(SHORT EXERCISE)
Extract each line of the data and write it out again exactly.

(Data records)
== == ==

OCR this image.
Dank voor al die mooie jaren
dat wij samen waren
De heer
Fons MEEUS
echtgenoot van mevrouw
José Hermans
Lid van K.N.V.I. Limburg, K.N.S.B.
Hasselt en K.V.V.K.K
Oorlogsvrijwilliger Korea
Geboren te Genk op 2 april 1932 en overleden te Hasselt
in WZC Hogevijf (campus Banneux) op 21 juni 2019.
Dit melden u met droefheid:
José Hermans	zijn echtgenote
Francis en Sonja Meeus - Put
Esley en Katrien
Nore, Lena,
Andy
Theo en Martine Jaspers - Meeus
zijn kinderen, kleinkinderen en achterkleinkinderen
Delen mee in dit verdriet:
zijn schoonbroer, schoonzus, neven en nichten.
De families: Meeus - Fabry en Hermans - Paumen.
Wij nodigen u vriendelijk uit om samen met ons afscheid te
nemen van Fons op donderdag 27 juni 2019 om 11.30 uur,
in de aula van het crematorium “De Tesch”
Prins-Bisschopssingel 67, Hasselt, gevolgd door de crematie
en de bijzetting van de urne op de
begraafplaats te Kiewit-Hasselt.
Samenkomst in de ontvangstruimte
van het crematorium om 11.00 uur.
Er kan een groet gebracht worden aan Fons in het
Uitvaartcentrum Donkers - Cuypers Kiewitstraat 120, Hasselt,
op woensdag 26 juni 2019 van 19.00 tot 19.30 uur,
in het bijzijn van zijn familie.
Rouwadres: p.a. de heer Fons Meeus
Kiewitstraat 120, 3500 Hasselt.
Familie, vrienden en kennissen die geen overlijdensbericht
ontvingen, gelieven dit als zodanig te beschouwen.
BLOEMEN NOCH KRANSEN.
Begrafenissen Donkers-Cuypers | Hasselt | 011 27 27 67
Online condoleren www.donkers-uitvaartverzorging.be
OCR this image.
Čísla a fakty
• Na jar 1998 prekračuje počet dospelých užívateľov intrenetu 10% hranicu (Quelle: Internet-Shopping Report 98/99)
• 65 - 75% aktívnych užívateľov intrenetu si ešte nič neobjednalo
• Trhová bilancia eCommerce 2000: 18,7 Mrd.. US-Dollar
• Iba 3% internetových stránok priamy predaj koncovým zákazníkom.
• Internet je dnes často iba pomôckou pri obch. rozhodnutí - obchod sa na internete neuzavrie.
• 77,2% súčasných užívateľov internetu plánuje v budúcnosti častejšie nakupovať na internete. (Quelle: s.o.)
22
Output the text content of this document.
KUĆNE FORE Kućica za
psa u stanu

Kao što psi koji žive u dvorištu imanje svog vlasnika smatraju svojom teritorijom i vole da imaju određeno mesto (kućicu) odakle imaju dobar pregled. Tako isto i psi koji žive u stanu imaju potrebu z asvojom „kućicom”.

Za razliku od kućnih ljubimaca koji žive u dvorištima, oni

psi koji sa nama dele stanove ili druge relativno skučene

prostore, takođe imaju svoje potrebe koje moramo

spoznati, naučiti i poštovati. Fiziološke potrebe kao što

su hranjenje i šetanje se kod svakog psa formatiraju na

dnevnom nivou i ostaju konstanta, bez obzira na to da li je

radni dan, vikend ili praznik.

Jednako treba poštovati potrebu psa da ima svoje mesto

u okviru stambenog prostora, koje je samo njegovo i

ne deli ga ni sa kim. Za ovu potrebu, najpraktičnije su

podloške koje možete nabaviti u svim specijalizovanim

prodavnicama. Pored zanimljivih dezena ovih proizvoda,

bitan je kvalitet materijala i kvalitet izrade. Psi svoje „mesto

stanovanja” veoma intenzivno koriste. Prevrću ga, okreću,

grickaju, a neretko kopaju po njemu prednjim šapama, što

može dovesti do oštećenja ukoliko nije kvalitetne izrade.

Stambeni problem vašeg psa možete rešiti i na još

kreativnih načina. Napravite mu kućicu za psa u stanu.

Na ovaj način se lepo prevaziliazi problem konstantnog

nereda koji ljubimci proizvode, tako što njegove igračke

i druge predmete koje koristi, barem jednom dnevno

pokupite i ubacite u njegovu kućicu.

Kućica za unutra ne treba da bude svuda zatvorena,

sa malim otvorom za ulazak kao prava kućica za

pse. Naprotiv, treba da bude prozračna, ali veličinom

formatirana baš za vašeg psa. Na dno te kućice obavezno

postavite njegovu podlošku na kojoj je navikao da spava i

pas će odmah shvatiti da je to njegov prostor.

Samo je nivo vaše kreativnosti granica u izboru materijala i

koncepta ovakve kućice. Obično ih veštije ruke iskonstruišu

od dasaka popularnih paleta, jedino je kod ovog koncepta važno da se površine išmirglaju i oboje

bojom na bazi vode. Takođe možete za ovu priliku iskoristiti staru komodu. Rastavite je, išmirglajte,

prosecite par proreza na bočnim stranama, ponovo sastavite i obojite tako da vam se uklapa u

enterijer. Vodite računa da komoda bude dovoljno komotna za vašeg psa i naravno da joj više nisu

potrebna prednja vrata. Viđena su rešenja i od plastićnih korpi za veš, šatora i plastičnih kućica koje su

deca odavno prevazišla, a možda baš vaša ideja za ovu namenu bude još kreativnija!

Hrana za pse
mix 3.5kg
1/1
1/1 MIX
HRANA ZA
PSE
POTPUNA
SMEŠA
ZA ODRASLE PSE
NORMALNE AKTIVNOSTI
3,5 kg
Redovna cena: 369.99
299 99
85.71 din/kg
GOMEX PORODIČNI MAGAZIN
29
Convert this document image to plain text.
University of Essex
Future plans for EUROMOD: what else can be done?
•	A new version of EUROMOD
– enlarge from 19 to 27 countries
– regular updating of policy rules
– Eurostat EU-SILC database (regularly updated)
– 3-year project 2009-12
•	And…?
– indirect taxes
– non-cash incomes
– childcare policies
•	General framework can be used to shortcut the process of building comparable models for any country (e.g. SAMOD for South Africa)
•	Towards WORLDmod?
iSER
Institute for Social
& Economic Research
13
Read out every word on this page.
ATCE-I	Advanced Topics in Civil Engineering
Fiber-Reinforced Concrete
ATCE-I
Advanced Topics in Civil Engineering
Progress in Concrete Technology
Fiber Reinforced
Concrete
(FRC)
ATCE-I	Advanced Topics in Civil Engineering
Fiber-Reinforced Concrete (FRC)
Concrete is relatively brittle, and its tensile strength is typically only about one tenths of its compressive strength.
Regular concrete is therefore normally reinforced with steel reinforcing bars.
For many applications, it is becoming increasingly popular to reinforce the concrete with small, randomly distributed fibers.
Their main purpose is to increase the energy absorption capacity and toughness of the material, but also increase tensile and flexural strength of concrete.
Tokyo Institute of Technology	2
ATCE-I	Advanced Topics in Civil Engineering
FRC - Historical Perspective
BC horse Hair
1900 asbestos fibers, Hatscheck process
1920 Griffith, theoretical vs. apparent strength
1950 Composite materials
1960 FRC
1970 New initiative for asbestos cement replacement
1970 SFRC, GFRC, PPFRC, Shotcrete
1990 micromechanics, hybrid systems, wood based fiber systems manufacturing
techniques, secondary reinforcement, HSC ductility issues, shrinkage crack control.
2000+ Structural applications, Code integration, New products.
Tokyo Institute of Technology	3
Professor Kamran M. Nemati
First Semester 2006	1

== == ==

(SOLUTION TO THIS PROBLEM)
OCR this image.
Dank voor al die mooie jaren
dat wij samen waren
De heer
Fons MEEUS
echtgenoot van mevrouw
José Hermans
Lid van K.N.V.I. Limburg, K.N.S.B.
Hasselt en K.V.V.K.K
Oorlogsvrijwilliger Korea
Geboren te Genk op 2 april 1932 en overleden te Hasselt
in WZC Hogevijf (campus Banneux) op 21 juni 2019.
Dit melden u met droefheid:
José Hermans	zijn echtgenote
Francis en Sonja Meeus - Put
Esley en Katrien
Nore, Lena,
Andy
Theo en Martine Jaspers - Meeus
zijn kinderen, kleinkinderen en achterkleinkinderen
Delen mee in dit verdriet:
zijn schoonbroer, schoonzus, neven en nichten.
De families: Meeus - Fabry en Hermans - Paumen.
Wij nodigen u vriendelijk uit om samen met ons afscheid te
nemen van Fons op donderdag 27 juni 2019 om 11.30 uur,
in de aula van het crematorium “De Tesch”
Prins-Bisschopssingel 67, Hasselt, gevolgd door de crematie
en de bijzetting van de urne op de
begraafplaats te Kiewit-Hasselt.
Samenkomst in de ontvangstruimte
van het crematorium om 11.00 uur.
Er kan een groet gebracht worden aan Fons in het
Uitvaartcentrum Donkers - Cuypers Kiewitstraat 120, Hasselt,
op woensdag 26 juni 2019 van 19.00 tot 19.30 uur,
in het bijzijn van zijn familie.
Rouwadres: p.a. de heer Fons Meeus
Kiewitstraat 120, 3500 Hasselt.
Familie, vrienden en kennissen die geen overlijdensbericht
ontvingen, gelieven dit als zodanig te beschouwen.
BLOEMEN NOCH KRANSEN.
Begrafenissen Donkers-Cuypers | Hasselt | 011 27 27 67
Online condoleren www.donkers-uitvaartverzorging.be
OCR this image.
Čísla a fakty
• Na jar 1998 prekračuje počet dospelých užívateľov intrenetu 10% hranicu (Quelle: Internet-Shopping Report 98/99)
• 65 - 75% aktívnych užívateľov intrenetu si ešte nič neobjednalo
• Trhová bilancia eCommerce 2000: 18,7 Mrd.. US-Dollar
• Iba 3% internetových stránok priamy predaj koncovým zákazníkom.
• Internet je dnes často iba pomôckou pri obch. rozhodnutí - obchod sa na internete neuzavrie.
• 77,2% súčasných užívateľov internetu plánuje v budúcnosti častejšie nakupovať na internete. (Quelle: s.o.)
22
Output the text content of this document.
KUĆNE FORE Kućica za
psa u stanu

Kao što psi koji žive u dvorištu imanje svog vlasnika smatraju svojom teritorijom i vole da imaju određeno mesto (kućicu) odakle imaju dobar pregled. Tako isto i psi koji žive u stanu imaju potrebu z asvojom „kućicom”.

Za razliku od kućnih ljubimaca koji žive u dvorištima, oni

psi koji sa nama dele stanove ili druge relativno skučene

prostore, takođe imaju svoje potrebe koje moramo

spoznati, naučiti i poštovati. Fiziološke potrebe kao što

su hranjenje i šetanje se kod svakog psa formatiraju na

dnevnom nivou i ostaju konstanta, bez obzira na to da li je

radni dan, vikend ili praznik.

Jednako treba poštovati potrebu psa da ima svoje mesto

u okviru stambenog prostora, koje je samo njegovo i

ne deli ga ni sa kim. Za ovu potrebu, najpraktičnije su

podloške koje možete nabaviti u svim specijalizovanim

prodavnicama. Pored zanimljivih dezena ovih proizvoda,

bitan je kvalitet materijala i kvalitet izrade. Psi svoje „mesto

stanovanja” veoma intenzivno koriste. Prevrću ga, okreću,

grickaju, a neretko kopaju po njemu prednjim šapama, što

može dovesti do oštećenja ukoliko nije kvalitetne izrade.

Stambeni problem vašeg psa možete rešiti i na još

kreativnih načina. Napravite mu kućicu za psa u stanu.

Na ovaj način se lepo prevaziliazi problem konstantnog

nereda koji ljubimci proizvode, tako što njegove igračke

i druge predmete koje koristi, barem jednom dnevno

pokupite i ubacite u njegovu kućicu.

Kućica za unutra ne treba da bude svuda zatvorena,

sa malim otvorom za ulazak kao prava kućica za

pse. Naprotiv, treba da bude prozračna, ali veličinom

formatirana baš za vašeg psa. Na dno te kućice obavezno

postavite njegovu podlošku na kojoj je navikao da spava i

pas će odmah shvatiti da je to njegov prostor.

Samo je nivo vaše kreativnosti granica u izboru materijala i

koncepta ovakve kućice. Obično ih veštije ruke iskonstruišu

od dasaka popularnih paleta, jedino je kod ovog koncepta važno da se površine išmirglaju i oboje

bojom na bazi vode. Takođe možete za ovu priliku iskoristiti staru komodu. Rastavite je, išmirglajte,

prosecite par proreza na bočnim stranama, ponovo sastavite i obojite tako da vam se uklapa u

enterijer. Vodite računa da komoda bude dovoljno komotna za vašeg psa i naravno da joj više nisu

potrebna prednja vrata. Viđena su rešenja i od plastićnih korpi za veš, šatora i plastičnih kućica koje su

deca odavno prevazišla, a možda baš vaša ideja za ovu namenu bude još kreativnija!

Hrana za pse
mix 3.5kg
1/1
1/1 MIX
HRANA ZA
PSE
POTPUNA
SMEŠA
ZA ODRASLE PSE
NORMALNE AKTIVNOSTI
3,5 kg
Redovna cena: 369.99
299 99
85.71 din/kg
GOMEX PORODIČNI MAGAZIN
29
Convert this document image to plain text.
University of Essex
Future plans for EUROMOD: what else can be done?
•	A new version of EUROMOD
– enlarge from 19 to 27 countries
– regular updating of policy rules
– Eurostat EU-SILC database (regularly updated)
– 3-year project 2009-12
•	And…?
– indirect taxes
– non-cash incomes
– childcare policies
•	General framework can be used to shortcut the process of building comparable models for any country (e.g. SAMOD for South Africa)
•	Towards WORLDmod?
iSER
Institute for Social
& Economic Research
13
Read out every word on this page.
ATCE-I	Advanced Topics in Civil Engineering
Fiber-Reinforced Concrete
ATCE-I
Advanced Topics in Civil Engineering
Progress in Concrete Technology
Fiber Reinforced
Concrete
(FRC)
ATCE-I	Advanced Topics in Civil Engineering
Fiber-Reinforced Concrete (FRC)
Concrete is relatively brittle, and its tensile strength is typically only about one tenths of its compressive strength.
Regular concrete is therefore normally reinforced with steel reinforcing bars.
For many applications, it is becoming increasingly popular to reinforce the concrete with small, randomly distributed fibers.
Their main purpose is to increase the energy absorption capacity and toughness of the material, but also increase tensile and flexural strength of concrete.
Tokyo Institute of Technology	2
ATCE-I	Advanced Topics in Civil Engineering
FRC - Historical Perspective
BC horse Hair
1900 asbestos fibers, Hatscheck process
1920 Griffith, theoretical vs. apparent strength
1950 Composite materials
1960 FRC
1970 New initiative for asbestos cement replacement
1970 SFRC, GFRC, PPFRC, Shotcrete
1990 micromechanics, hybrid systems, wood based fiber systems manufacturing
techniques, secondary reinforcement, HSC ductility issues, shrinkage crack control.
2000+ Structural applications, Code integration, New products.
Tokyo Institute of Technology	3
Professor Kamran M. Nemati
First Semester 2006	1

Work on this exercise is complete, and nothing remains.